> **Supplied information**
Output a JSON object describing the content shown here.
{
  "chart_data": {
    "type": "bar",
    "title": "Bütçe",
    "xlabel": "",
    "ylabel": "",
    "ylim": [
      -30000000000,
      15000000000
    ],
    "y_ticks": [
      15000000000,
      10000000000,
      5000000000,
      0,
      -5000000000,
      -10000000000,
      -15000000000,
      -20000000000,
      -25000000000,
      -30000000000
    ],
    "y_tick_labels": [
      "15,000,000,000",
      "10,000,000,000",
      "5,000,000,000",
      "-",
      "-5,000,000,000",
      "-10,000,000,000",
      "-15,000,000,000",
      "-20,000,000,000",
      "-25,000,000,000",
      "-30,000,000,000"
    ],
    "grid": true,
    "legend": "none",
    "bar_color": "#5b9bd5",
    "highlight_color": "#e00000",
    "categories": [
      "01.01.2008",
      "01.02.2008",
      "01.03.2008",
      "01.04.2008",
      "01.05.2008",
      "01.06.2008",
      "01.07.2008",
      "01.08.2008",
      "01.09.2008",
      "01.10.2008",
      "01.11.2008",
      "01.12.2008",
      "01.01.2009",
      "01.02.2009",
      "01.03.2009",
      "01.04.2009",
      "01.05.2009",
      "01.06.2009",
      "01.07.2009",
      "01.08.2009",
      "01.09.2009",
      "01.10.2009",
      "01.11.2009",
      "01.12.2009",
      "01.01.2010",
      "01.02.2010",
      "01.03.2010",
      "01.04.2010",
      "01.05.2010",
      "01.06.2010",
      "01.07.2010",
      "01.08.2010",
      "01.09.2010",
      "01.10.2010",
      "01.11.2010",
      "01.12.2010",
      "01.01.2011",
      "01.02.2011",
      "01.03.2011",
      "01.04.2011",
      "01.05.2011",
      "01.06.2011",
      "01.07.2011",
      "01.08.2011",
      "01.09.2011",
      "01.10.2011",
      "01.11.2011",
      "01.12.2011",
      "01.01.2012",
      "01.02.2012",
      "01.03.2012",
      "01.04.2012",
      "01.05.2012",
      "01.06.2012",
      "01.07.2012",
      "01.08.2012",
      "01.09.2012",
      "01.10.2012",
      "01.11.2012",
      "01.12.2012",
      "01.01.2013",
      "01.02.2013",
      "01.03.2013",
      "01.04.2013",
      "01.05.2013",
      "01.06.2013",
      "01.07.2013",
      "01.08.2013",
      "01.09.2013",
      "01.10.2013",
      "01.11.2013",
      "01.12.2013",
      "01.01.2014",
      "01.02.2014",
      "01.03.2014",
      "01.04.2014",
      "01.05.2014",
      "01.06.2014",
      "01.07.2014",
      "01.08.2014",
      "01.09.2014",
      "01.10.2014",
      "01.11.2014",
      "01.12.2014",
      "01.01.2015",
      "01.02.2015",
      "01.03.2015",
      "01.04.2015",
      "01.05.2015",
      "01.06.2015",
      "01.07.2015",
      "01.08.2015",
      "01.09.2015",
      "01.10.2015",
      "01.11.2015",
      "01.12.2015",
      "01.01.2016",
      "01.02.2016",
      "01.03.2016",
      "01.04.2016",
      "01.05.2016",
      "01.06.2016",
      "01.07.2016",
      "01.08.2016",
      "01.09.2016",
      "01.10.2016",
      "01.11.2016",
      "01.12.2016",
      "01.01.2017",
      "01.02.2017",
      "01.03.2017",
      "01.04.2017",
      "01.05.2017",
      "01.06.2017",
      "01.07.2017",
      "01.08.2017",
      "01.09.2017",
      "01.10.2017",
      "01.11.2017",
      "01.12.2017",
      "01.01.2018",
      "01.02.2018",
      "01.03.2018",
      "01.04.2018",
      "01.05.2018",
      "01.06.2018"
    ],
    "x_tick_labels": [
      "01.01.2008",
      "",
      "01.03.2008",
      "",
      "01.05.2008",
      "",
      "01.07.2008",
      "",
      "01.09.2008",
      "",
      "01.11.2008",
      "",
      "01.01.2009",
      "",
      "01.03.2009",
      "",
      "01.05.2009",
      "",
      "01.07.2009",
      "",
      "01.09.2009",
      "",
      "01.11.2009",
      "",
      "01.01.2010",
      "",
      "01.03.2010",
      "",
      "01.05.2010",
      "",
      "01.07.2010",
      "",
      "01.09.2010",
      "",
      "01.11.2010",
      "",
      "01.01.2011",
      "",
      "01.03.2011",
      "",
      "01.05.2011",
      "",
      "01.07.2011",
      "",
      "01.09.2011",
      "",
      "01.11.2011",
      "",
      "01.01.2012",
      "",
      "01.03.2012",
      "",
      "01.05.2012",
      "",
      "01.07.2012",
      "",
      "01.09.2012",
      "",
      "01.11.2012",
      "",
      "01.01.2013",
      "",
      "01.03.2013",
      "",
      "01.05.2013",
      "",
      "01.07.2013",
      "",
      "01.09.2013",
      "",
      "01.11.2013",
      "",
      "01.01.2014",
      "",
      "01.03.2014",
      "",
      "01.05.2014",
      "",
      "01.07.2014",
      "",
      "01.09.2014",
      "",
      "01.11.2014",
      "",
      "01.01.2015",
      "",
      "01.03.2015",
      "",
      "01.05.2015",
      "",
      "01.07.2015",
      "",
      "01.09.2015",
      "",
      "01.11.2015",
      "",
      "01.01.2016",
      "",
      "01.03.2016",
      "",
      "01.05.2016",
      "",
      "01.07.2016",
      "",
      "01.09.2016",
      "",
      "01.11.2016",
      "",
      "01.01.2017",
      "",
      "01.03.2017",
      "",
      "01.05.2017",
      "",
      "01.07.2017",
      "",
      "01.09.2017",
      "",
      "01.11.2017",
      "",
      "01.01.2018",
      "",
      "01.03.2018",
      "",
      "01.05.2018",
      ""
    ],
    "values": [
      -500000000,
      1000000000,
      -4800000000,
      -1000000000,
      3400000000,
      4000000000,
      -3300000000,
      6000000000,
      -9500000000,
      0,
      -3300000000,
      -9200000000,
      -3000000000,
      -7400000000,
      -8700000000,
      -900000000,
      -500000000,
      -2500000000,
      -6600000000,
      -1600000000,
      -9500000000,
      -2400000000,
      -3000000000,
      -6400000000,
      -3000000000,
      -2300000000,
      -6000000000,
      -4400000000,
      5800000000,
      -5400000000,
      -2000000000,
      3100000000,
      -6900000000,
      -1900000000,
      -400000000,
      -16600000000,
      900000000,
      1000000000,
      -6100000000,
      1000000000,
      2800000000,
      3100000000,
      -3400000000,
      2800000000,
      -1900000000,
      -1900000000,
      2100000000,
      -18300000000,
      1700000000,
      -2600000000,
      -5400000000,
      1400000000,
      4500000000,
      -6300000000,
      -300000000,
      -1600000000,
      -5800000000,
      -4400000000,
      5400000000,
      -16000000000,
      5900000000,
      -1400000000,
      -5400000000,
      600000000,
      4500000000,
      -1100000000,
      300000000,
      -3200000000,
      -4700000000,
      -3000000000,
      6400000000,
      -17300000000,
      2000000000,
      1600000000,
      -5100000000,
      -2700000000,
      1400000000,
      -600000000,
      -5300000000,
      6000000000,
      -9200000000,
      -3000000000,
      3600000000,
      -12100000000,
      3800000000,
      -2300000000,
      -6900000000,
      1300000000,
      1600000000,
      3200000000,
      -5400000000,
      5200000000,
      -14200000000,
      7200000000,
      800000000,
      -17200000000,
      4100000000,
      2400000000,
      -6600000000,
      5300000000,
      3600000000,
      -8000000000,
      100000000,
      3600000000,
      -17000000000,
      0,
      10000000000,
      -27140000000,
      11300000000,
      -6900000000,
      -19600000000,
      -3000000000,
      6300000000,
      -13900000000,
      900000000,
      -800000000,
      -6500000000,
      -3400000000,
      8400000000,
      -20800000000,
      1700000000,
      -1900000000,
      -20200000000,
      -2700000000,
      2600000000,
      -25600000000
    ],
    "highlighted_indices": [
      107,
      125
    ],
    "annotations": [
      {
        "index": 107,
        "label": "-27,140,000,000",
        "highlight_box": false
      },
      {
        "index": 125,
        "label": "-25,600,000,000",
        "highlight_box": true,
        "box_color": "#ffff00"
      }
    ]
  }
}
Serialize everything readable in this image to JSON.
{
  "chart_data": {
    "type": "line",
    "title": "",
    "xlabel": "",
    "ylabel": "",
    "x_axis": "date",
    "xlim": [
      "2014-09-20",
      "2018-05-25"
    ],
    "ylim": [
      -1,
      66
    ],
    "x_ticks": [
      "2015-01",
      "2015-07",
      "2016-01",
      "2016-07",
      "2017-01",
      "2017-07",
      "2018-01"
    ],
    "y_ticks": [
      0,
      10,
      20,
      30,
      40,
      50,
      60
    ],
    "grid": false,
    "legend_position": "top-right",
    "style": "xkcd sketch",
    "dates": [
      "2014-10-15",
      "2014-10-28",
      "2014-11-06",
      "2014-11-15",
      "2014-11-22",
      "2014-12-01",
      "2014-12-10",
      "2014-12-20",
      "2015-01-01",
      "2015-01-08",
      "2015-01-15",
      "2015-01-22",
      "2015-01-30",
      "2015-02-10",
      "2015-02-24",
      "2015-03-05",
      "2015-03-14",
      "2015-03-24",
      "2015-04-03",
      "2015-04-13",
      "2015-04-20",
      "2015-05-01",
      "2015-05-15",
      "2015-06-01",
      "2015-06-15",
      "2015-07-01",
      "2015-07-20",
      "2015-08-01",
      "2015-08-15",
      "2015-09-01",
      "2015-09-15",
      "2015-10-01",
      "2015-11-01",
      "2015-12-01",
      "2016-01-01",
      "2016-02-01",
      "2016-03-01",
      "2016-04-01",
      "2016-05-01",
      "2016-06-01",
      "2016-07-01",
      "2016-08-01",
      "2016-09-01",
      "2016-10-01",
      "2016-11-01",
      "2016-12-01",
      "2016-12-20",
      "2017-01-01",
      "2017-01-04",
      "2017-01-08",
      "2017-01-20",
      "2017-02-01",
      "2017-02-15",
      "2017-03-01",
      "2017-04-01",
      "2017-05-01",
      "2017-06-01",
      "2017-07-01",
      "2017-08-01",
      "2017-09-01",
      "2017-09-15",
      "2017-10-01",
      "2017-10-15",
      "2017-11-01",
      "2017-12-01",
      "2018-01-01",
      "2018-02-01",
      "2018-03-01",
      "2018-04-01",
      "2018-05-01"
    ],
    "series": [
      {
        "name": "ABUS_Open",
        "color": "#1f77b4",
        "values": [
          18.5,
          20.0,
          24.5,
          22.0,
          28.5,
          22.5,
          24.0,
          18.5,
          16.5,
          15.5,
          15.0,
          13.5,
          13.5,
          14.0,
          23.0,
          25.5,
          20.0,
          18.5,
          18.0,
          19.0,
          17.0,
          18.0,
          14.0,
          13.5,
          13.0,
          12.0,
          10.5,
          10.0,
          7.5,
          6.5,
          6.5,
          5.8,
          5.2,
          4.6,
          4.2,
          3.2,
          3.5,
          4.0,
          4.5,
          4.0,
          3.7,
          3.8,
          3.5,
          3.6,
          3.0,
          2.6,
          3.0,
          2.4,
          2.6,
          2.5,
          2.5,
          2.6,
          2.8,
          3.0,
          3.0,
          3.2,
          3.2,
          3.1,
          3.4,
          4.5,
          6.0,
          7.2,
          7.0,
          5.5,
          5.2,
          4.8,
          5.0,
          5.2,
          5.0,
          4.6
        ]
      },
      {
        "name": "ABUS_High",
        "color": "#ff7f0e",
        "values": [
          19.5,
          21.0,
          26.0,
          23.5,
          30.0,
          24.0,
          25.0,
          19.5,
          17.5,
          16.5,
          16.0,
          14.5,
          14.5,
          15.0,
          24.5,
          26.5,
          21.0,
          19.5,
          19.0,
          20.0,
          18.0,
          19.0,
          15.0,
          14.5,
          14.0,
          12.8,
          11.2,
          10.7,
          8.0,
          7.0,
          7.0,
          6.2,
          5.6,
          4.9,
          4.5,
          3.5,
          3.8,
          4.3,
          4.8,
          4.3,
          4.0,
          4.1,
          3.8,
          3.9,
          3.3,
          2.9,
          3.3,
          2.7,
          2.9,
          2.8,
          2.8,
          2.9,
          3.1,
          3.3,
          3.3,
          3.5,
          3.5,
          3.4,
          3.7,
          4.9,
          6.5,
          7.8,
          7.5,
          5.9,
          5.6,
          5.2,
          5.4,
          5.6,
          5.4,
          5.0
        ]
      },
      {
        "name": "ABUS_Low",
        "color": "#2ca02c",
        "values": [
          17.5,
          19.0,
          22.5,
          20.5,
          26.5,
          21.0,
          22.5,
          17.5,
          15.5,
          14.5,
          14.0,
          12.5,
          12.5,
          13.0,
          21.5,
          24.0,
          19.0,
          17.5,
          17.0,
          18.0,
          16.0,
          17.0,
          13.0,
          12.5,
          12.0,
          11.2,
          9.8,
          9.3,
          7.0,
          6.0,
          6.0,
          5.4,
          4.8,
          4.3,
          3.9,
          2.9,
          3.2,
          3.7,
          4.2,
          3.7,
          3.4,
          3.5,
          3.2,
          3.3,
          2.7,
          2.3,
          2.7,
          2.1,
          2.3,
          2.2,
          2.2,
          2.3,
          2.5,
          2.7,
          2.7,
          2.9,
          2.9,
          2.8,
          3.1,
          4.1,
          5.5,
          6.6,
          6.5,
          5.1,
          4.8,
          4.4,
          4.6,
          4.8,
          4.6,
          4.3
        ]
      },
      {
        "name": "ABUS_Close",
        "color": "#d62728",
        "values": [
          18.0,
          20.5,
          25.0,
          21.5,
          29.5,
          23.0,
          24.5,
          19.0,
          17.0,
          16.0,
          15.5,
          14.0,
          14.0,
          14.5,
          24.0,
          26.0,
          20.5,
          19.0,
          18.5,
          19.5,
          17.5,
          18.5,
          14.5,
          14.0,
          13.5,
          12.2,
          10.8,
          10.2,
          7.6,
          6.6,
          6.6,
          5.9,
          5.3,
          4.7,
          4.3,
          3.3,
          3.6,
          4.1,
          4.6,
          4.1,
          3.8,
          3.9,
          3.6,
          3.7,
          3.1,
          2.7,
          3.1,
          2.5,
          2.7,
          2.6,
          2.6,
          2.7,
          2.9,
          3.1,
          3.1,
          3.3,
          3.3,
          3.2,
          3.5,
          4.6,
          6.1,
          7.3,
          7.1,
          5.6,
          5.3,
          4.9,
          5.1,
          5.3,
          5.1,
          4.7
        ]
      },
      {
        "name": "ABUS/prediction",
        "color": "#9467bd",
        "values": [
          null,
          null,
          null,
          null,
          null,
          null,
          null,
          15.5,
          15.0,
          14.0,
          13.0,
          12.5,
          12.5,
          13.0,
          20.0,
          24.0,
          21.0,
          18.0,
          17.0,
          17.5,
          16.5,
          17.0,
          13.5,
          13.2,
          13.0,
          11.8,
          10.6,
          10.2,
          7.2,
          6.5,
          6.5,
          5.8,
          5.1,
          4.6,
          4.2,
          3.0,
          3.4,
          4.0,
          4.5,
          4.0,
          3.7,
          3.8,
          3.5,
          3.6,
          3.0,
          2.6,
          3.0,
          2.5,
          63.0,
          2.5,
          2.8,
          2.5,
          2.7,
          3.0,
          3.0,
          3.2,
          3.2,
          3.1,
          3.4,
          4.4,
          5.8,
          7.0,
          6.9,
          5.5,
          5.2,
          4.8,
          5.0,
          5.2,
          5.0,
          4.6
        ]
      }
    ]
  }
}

> **What to do**
Track down the lines that include the word "JSON" and copy them.

> **The output**
Output a JSON object describing the content shown here.
Serialize everything readable in this image to JSON.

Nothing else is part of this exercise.